## Source records:
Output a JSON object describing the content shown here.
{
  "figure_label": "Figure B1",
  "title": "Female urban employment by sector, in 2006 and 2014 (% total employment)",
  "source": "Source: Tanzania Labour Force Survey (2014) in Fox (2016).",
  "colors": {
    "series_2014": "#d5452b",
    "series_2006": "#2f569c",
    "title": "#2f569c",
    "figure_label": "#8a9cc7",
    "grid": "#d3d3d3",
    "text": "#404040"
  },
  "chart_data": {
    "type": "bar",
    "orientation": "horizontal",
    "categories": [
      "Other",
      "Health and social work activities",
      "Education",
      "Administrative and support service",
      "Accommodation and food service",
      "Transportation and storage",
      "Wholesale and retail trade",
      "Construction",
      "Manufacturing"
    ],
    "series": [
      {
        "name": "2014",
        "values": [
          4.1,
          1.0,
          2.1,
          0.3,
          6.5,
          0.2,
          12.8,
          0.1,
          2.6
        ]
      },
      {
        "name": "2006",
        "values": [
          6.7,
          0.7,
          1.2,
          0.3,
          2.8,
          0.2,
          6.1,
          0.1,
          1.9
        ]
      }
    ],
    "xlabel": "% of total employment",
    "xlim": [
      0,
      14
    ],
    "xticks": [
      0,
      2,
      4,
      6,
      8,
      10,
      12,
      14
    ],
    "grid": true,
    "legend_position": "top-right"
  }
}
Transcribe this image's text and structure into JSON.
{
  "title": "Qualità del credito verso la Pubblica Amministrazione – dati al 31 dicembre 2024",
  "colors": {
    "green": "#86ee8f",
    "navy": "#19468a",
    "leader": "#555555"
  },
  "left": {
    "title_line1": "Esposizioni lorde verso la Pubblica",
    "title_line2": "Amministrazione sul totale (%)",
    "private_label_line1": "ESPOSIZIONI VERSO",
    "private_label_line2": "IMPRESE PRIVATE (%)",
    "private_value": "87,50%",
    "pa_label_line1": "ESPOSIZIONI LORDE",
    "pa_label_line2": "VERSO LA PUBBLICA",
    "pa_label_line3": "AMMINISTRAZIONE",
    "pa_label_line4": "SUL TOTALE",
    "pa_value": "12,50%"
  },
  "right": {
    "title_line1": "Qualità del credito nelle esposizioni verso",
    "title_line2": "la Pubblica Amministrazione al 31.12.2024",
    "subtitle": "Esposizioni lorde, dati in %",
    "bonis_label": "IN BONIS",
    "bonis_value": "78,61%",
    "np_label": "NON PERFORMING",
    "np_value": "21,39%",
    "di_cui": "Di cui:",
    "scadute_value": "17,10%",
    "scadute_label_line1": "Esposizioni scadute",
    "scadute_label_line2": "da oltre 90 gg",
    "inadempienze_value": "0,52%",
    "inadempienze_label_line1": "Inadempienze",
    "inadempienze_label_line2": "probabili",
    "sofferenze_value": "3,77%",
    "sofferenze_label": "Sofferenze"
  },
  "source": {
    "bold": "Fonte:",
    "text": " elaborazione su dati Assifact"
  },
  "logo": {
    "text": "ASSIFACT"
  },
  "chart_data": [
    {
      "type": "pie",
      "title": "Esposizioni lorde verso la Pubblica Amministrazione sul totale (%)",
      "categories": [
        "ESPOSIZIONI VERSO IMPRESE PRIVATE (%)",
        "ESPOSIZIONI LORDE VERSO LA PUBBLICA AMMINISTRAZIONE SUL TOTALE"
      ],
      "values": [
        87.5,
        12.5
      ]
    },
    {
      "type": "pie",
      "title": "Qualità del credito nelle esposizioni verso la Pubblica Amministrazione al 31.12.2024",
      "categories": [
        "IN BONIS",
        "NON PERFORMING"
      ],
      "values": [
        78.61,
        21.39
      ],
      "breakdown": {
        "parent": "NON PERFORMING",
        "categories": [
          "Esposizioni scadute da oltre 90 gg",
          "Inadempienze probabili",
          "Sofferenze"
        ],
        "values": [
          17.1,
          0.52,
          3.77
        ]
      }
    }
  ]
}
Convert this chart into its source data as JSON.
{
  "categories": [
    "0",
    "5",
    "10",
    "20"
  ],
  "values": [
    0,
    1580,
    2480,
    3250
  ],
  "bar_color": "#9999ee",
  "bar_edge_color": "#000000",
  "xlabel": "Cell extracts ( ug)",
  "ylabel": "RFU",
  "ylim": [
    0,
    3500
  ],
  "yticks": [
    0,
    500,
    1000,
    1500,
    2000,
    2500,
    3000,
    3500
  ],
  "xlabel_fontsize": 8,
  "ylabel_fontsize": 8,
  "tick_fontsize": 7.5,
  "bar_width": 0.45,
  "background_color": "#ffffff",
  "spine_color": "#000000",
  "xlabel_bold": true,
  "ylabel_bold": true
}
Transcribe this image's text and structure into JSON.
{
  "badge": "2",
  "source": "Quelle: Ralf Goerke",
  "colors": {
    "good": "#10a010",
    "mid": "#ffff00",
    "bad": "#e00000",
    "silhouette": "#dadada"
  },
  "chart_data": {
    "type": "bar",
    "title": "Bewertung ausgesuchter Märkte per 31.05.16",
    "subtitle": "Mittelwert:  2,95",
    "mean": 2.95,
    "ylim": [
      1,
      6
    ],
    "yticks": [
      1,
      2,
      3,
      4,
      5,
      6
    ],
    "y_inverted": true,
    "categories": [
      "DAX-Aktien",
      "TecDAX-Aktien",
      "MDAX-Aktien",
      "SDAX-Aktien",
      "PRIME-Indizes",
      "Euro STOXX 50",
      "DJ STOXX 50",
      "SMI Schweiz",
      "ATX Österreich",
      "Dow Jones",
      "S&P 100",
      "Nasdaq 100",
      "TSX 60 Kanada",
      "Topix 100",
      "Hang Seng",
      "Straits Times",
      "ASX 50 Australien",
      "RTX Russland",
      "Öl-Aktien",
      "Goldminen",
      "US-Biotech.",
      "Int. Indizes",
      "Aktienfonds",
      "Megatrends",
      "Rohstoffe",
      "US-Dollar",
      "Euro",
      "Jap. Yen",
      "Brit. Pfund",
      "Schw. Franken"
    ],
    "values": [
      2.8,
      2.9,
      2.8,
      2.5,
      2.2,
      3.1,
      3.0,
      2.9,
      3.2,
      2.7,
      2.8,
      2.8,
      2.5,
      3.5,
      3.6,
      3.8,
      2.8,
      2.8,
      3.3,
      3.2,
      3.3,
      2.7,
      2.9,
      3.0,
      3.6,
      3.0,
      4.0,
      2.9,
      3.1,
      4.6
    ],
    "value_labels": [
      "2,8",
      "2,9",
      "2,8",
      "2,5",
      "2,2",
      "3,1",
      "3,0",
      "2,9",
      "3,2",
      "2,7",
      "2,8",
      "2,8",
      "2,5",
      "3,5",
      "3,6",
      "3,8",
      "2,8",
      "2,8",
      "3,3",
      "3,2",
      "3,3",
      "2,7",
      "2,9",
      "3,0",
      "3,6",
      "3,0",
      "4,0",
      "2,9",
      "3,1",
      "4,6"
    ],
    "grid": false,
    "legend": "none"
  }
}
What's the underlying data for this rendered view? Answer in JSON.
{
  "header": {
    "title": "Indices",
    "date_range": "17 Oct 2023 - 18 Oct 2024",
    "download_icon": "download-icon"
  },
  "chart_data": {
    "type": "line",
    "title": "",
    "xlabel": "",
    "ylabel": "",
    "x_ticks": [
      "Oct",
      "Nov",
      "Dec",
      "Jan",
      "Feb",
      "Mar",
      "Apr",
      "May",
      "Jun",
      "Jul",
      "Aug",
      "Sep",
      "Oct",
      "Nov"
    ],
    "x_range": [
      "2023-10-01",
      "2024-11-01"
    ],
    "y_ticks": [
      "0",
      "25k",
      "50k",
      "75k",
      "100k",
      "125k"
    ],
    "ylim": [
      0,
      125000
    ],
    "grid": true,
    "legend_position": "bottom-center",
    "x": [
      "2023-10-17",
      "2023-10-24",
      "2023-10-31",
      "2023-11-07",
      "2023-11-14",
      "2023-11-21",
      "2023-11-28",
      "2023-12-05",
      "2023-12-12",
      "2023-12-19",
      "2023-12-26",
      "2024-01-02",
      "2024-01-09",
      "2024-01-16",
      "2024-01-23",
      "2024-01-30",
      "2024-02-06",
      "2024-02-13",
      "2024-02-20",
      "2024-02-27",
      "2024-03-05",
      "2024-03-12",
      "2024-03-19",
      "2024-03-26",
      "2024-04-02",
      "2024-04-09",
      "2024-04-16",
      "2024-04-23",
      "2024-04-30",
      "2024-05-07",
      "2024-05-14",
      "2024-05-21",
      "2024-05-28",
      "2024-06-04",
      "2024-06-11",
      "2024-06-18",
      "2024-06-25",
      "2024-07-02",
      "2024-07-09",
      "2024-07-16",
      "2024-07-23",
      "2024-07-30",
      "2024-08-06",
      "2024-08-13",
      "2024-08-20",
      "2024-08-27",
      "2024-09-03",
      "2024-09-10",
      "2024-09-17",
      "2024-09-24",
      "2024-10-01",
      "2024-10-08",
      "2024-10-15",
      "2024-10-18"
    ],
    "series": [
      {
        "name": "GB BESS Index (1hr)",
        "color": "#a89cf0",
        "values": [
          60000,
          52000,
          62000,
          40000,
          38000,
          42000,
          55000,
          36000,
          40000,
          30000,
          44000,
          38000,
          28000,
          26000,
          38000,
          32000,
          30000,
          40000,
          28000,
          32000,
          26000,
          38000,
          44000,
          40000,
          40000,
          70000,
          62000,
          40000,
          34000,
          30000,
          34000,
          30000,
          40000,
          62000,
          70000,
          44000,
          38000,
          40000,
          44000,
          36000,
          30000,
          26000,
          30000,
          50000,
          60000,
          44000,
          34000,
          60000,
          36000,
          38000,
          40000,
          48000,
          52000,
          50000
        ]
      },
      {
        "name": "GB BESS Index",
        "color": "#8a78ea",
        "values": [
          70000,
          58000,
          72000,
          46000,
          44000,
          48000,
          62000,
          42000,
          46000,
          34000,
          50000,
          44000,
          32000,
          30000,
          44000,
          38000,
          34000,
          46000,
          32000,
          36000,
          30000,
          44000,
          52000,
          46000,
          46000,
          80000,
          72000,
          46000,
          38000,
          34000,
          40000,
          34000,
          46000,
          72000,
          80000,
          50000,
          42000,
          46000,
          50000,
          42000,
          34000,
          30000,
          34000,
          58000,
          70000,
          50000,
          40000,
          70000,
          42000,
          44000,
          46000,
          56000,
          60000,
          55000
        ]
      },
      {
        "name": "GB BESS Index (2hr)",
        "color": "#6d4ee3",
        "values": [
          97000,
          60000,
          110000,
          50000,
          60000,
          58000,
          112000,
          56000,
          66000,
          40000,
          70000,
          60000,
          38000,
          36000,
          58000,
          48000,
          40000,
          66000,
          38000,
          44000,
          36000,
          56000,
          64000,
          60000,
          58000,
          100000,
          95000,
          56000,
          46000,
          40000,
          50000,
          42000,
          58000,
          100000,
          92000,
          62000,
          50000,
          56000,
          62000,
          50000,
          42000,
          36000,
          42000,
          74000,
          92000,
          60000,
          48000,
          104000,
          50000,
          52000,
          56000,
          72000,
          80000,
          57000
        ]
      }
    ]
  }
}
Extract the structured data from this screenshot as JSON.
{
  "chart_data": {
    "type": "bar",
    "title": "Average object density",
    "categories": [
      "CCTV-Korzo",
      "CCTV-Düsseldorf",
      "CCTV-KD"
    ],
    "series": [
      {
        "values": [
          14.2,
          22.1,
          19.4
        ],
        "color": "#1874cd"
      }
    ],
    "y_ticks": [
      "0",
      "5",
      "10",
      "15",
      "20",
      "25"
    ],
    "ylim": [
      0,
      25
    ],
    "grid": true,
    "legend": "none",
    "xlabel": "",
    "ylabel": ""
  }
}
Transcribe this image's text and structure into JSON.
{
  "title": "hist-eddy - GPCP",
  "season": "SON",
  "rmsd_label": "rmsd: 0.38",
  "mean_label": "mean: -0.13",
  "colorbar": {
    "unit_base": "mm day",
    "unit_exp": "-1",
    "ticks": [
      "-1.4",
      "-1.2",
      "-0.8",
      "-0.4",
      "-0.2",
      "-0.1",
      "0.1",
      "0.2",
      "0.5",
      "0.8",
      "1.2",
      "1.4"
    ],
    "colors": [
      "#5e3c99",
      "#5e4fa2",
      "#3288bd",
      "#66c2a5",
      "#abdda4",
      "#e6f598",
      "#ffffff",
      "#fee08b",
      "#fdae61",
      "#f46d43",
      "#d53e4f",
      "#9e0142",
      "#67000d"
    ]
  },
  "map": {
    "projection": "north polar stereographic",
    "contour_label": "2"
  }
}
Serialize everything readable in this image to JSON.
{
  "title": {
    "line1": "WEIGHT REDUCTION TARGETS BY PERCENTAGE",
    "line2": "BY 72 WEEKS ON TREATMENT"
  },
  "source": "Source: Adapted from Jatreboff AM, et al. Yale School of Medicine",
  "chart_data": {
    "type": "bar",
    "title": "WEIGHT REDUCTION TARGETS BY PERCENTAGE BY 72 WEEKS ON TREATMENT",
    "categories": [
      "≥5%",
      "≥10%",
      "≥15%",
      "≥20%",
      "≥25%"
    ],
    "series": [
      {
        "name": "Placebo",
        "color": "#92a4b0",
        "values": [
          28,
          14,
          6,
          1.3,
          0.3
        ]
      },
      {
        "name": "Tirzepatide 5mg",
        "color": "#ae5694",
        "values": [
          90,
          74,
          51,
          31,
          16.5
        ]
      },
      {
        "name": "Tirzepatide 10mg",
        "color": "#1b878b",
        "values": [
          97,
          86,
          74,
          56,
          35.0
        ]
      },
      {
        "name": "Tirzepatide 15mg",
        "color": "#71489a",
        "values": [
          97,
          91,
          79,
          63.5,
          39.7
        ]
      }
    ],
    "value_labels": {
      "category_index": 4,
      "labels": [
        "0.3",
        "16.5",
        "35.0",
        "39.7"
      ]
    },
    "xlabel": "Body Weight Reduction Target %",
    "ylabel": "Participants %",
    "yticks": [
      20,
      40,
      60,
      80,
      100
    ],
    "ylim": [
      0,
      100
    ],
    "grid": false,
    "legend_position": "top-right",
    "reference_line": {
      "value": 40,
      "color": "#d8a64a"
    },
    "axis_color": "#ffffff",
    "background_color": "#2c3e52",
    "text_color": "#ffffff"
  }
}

## Required work:
Search the lines for the string "nelle" and copy every line that has it.

## Problem solution:
    "title_line1": "Qualità del credito nelle esposizioni verso",
      "title": "Qualità del credito nelle esposizioni verso la Pubblica Amministrazione al 31.12.2024",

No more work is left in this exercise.